* [SUPPLIED RECORDS]

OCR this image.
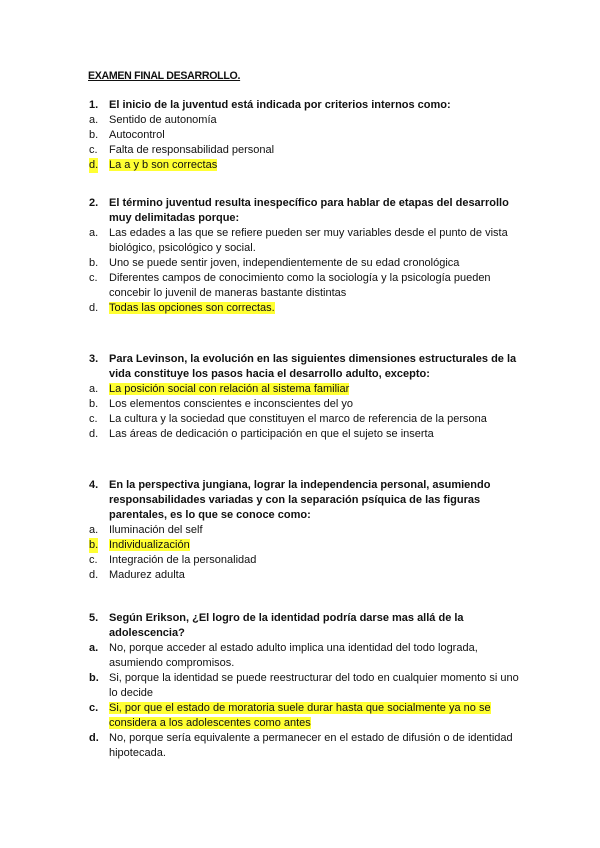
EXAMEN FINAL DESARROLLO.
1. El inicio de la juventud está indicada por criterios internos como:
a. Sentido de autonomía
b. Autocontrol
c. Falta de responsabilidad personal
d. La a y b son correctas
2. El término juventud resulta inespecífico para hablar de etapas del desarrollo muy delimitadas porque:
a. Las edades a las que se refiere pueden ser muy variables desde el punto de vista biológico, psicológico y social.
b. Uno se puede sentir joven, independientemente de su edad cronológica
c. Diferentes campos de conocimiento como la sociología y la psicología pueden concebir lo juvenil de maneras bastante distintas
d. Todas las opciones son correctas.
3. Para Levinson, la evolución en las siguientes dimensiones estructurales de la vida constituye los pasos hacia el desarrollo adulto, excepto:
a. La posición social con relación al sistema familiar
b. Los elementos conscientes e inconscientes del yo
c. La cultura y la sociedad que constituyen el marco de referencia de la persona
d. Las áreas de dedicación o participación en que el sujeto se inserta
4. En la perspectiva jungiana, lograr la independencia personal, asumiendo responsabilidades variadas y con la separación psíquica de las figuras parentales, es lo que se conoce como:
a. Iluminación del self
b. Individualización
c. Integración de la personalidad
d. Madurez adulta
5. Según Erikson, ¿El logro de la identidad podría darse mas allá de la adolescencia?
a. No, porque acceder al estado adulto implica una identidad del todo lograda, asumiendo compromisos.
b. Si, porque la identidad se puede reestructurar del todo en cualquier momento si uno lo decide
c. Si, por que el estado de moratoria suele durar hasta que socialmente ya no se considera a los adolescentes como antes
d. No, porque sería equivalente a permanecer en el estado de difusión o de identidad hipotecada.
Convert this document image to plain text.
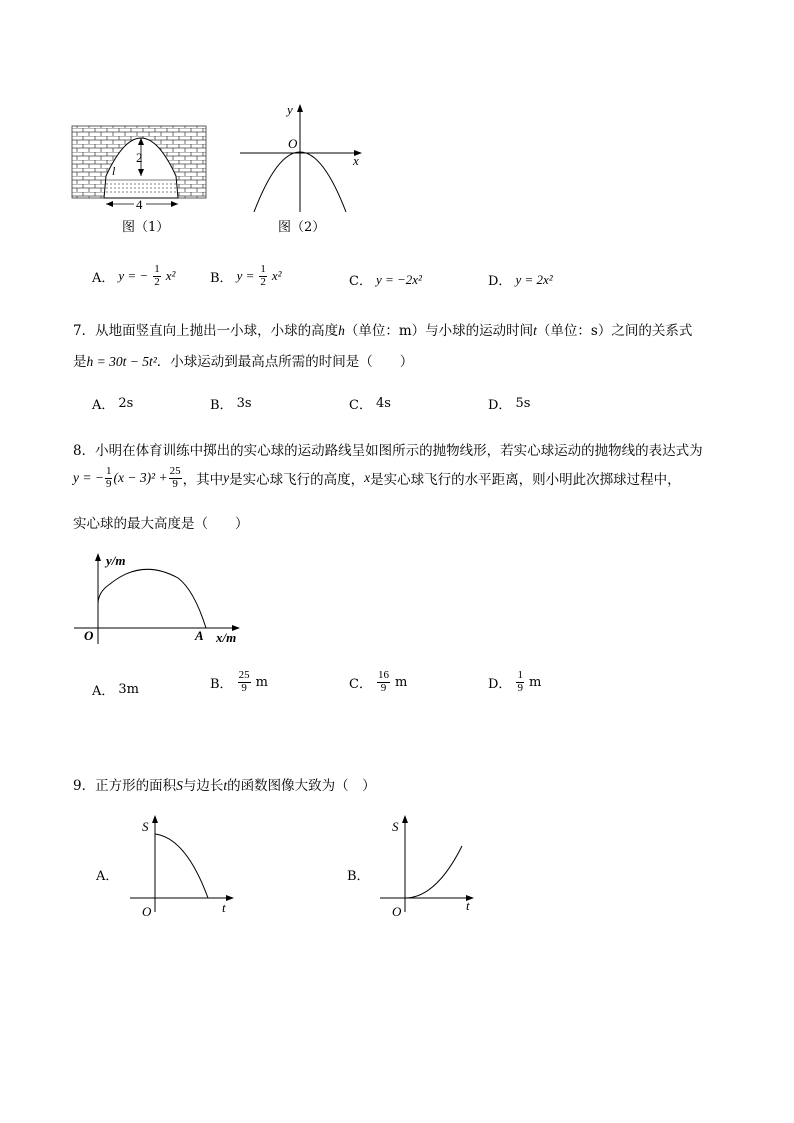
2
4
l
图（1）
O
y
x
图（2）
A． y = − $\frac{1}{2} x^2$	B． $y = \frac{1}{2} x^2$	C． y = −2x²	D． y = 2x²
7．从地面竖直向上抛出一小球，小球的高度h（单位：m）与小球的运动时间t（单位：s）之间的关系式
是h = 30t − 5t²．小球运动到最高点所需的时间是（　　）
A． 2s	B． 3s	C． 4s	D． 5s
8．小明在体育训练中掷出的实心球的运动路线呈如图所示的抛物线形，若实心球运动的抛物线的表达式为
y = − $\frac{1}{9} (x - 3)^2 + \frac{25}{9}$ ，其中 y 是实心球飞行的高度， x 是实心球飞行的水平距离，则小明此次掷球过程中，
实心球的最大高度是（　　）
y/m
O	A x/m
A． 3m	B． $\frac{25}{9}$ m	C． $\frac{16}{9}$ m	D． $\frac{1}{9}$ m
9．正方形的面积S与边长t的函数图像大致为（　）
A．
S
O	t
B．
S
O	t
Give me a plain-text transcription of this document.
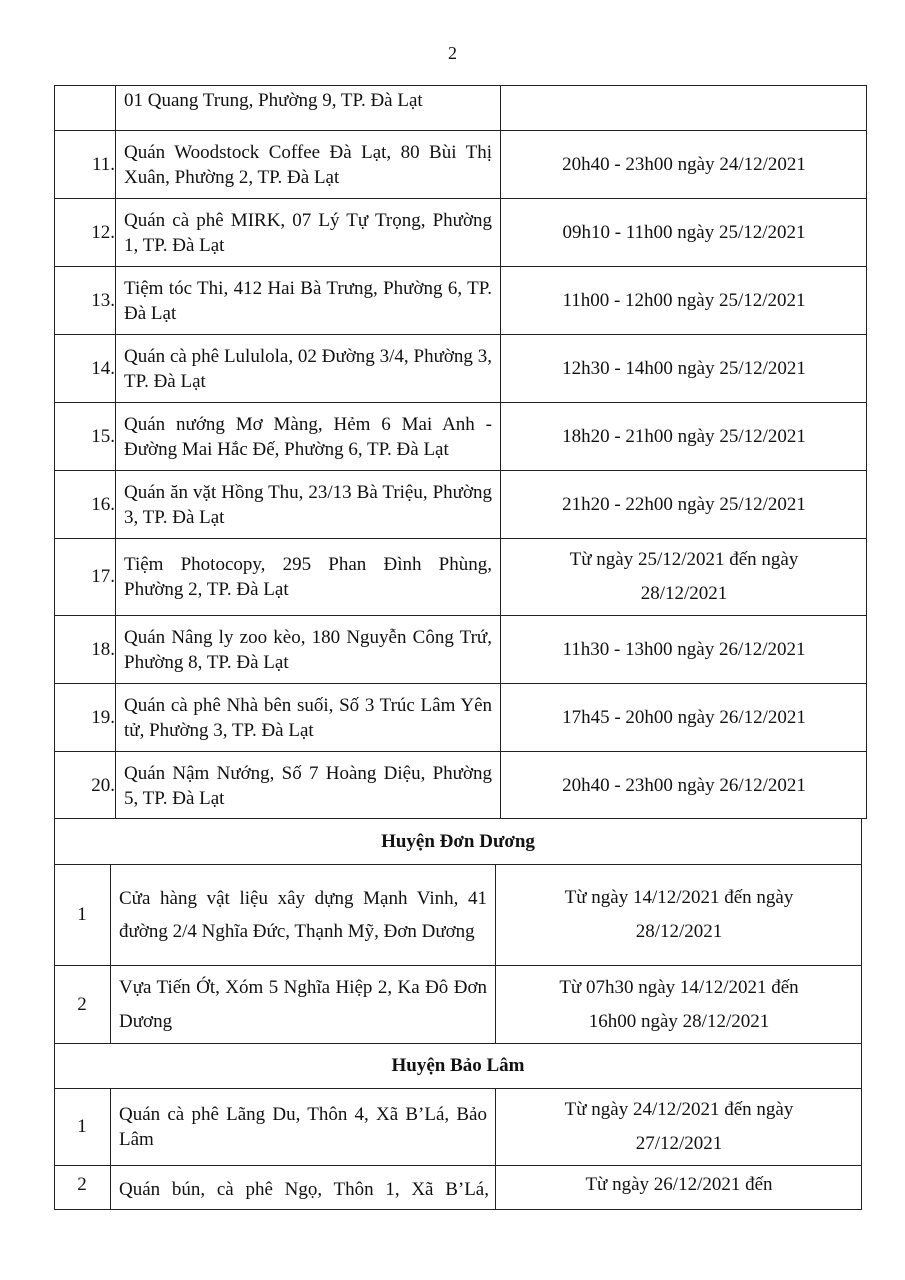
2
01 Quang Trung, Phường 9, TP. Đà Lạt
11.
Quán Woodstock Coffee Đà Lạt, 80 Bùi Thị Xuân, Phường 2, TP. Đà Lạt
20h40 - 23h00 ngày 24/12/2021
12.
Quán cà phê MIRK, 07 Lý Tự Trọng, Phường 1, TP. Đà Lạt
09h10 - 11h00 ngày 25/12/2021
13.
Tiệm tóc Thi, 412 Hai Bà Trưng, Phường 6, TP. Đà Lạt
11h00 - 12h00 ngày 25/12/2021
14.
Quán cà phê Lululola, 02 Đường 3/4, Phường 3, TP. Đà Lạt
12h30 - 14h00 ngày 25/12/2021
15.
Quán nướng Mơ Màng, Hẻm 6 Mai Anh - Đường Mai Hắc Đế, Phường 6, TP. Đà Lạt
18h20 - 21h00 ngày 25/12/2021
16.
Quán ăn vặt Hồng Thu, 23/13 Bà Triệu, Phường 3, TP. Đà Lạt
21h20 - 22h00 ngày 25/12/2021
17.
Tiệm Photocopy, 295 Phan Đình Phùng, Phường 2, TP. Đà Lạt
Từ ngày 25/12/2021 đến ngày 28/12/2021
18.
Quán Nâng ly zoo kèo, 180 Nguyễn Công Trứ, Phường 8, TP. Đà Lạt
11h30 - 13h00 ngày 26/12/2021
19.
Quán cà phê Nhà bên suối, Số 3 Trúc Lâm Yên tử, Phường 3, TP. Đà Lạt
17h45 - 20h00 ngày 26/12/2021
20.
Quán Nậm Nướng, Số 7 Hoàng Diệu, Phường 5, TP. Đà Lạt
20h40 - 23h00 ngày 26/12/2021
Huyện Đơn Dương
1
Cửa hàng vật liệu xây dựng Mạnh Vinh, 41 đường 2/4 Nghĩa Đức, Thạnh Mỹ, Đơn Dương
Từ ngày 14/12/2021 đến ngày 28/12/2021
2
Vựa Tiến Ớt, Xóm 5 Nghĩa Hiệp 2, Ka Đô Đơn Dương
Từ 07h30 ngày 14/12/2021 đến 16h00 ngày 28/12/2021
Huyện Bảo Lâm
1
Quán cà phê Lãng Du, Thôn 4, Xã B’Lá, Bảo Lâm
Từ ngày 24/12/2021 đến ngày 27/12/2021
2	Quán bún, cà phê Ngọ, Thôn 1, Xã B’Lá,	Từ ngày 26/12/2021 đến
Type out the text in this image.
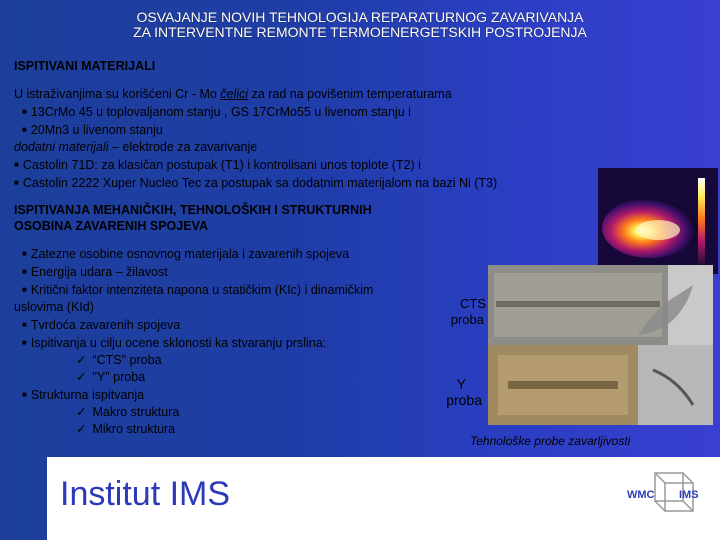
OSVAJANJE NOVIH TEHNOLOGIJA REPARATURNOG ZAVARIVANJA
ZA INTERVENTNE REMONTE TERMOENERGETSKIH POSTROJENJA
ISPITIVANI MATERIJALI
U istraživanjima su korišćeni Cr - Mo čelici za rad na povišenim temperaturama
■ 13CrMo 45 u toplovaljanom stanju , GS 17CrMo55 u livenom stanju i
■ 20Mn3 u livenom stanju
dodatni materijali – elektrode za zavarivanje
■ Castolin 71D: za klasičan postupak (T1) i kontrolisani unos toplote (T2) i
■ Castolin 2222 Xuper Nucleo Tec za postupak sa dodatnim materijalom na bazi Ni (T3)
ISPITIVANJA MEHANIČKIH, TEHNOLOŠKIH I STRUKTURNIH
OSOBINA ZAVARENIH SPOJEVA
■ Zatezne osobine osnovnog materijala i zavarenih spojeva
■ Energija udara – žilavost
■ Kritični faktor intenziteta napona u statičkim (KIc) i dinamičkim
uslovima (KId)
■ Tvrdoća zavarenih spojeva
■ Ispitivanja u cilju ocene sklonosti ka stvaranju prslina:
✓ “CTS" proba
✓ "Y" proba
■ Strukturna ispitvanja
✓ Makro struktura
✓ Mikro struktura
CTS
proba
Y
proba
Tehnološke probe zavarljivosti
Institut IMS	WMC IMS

* [WHAT YOU WILL DO] Find how many lines hold the string "asumiendo", and state that number alone.

* [WRITTEN SOLUTION] 2